"""

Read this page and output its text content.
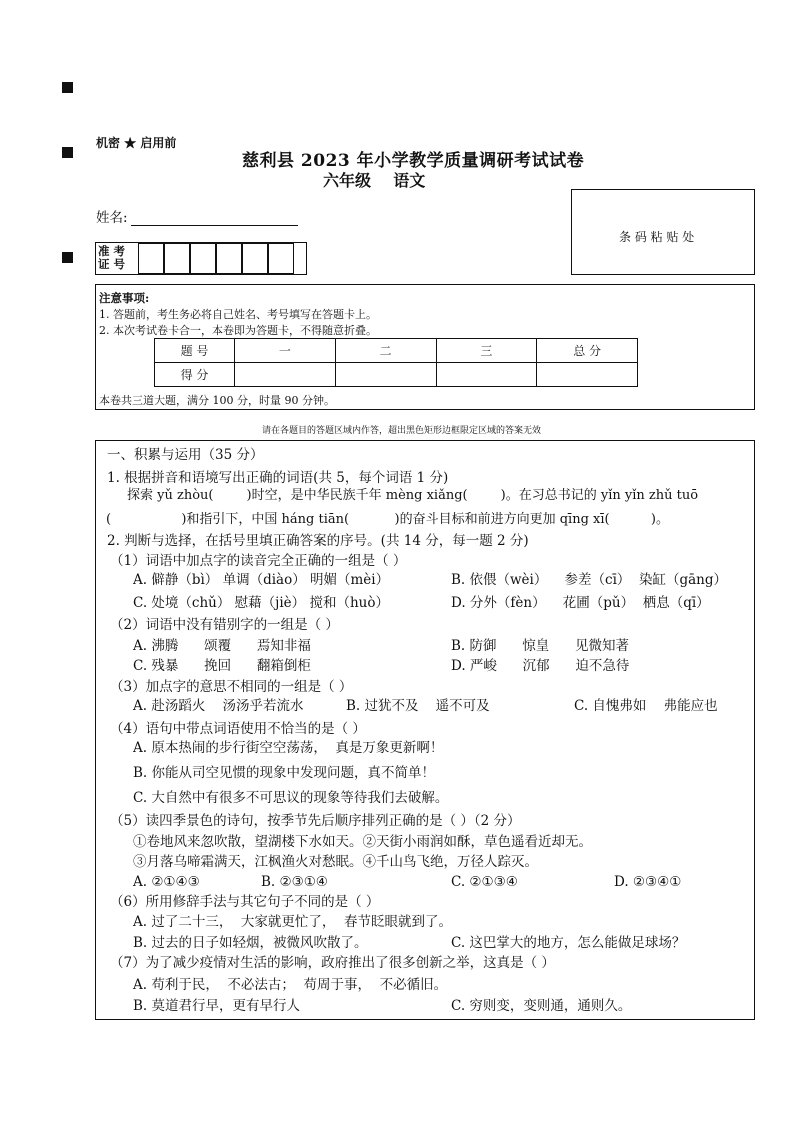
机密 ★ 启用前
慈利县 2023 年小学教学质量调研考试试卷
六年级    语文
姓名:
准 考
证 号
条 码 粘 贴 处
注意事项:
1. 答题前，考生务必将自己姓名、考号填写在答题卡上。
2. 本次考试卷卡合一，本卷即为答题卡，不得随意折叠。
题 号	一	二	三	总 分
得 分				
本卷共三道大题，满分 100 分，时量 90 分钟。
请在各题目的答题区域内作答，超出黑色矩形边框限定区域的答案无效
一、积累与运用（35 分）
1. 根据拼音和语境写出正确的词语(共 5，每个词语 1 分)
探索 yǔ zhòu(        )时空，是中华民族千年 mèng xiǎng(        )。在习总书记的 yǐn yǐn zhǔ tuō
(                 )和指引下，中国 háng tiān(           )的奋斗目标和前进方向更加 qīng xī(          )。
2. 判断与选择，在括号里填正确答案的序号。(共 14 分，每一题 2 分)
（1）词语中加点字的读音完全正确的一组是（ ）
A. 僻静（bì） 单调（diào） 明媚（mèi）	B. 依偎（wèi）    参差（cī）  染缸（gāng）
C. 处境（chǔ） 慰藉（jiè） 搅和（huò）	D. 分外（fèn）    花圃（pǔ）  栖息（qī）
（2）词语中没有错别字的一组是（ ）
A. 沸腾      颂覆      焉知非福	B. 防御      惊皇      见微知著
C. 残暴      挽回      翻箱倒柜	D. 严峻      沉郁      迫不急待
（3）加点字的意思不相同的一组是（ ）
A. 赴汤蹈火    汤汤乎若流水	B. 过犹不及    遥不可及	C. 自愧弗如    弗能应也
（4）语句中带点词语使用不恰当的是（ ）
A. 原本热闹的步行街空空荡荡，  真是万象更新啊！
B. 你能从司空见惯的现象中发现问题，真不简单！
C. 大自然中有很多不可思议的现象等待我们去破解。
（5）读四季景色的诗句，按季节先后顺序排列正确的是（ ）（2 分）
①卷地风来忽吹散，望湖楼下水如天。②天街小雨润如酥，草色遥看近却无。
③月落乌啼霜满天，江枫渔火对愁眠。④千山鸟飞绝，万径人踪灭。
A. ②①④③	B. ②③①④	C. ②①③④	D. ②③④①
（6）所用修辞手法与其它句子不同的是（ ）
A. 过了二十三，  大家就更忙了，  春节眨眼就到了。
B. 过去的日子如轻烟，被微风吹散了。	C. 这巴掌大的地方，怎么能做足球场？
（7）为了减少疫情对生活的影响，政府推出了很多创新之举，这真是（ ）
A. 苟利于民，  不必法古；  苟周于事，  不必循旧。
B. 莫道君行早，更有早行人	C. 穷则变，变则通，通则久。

"""

§ **Exercise**: Write out all the entries word for word, but skip any images.

§ **Written solution**:
Read this page and output its text content.
机密 ★ 启用前
慈利县 2023 年小学教学质量调研考试试卷
六年级    语文
姓名:
准 考
证 号
条 码 粘 贴 处
注意事项:
1. 答题前，考生务必将自己姓名、考号填写在答题卡上。
2. 本次考试卷卡合一，本卷即为答题卡，不得随意折叠。
题 号	一	二	三	总 分
得 分				
本卷共三道大题，满分 100 分，时量 90 分钟。
请在各题目的答题区域内作答，超出黑色矩形边框限定区域的答案无效
一、积累与运用（35 分）
1. 根据拼音和语境写出正确的词语(共 5，每个词语 1 分)
探索 yǔ zhòu(        )时空，是中华民族千年 mèng xiǎng(        )。在习总书记的 yǐn yǐn zhǔ tuō
(                 )和指引下，中国 háng tiān(           )的奋斗目标和前进方向更加 qīng xī(          )。
2. 判断与选择，在括号里填正确答案的序号。(共 14 分，每一题 2 分)
（1）词语中加点字的读音完全正确的一组是（ ）
A. 僻静（bì） 单调（diào） 明媚（mèi）	B. 依偎（wèi）    参差（cī）  染缸（gāng）
C. 处境（chǔ） 慰藉（jiè） 搅和（huò）	D. 分外（fèn）    花圃（pǔ）  栖息（qī）
（2）词语中没有错别字的一组是（ ）
A. 沸腾      颂覆      焉知非福	B. 防御      惊皇      见微知著
C. 残暴      挽回      翻箱倒柜	D. 严峻      沉郁      迫不急待
（3）加点字的意思不相同的一组是（ ）
A. 赴汤蹈火    汤汤乎若流水	B. 过犹不及    遥不可及	C. 自愧弗如    弗能应也
（4）语句中带点词语使用不恰当的是（ ）
A. 原本热闹的步行街空空荡荡，  真是万象更新啊！
B. 你能从司空见惯的现象中发现问题，真不简单！
C. 大自然中有很多不可思议的现象等待我们去破解。
（5）读四季景色的诗句，按季节先后顺序排列正确的是（ ）（2 分）
①卷地风来忽吹散，望湖楼下水如天。②天街小雨润如酥，草色遥看近却无。
③月落乌啼霜满天，江枫渔火对愁眠。④千山鸟飞绝，万径人踪灭。
A. ②①④③	B. ②③①④	C. ②①③④	D. ②③④①
（6）所用修辞手法与其它句子不同的是（ ）
A. 过了二十三，  大家就更忙了，  春节眨眼就到了。
B. 过去的日子如轻烟，被微风吹散了。	C. 这巴掌大的地方，怎么能做足球场？
（7）为了减少疫情对生活的影响，政府推出了很多创新之举，这真是（ ）
A. 苟利于民，  不必法古；  苟周于事，  不必循旧。
B. 莫道君行早，更有早行人	C. 穷则变，变则通，通则久。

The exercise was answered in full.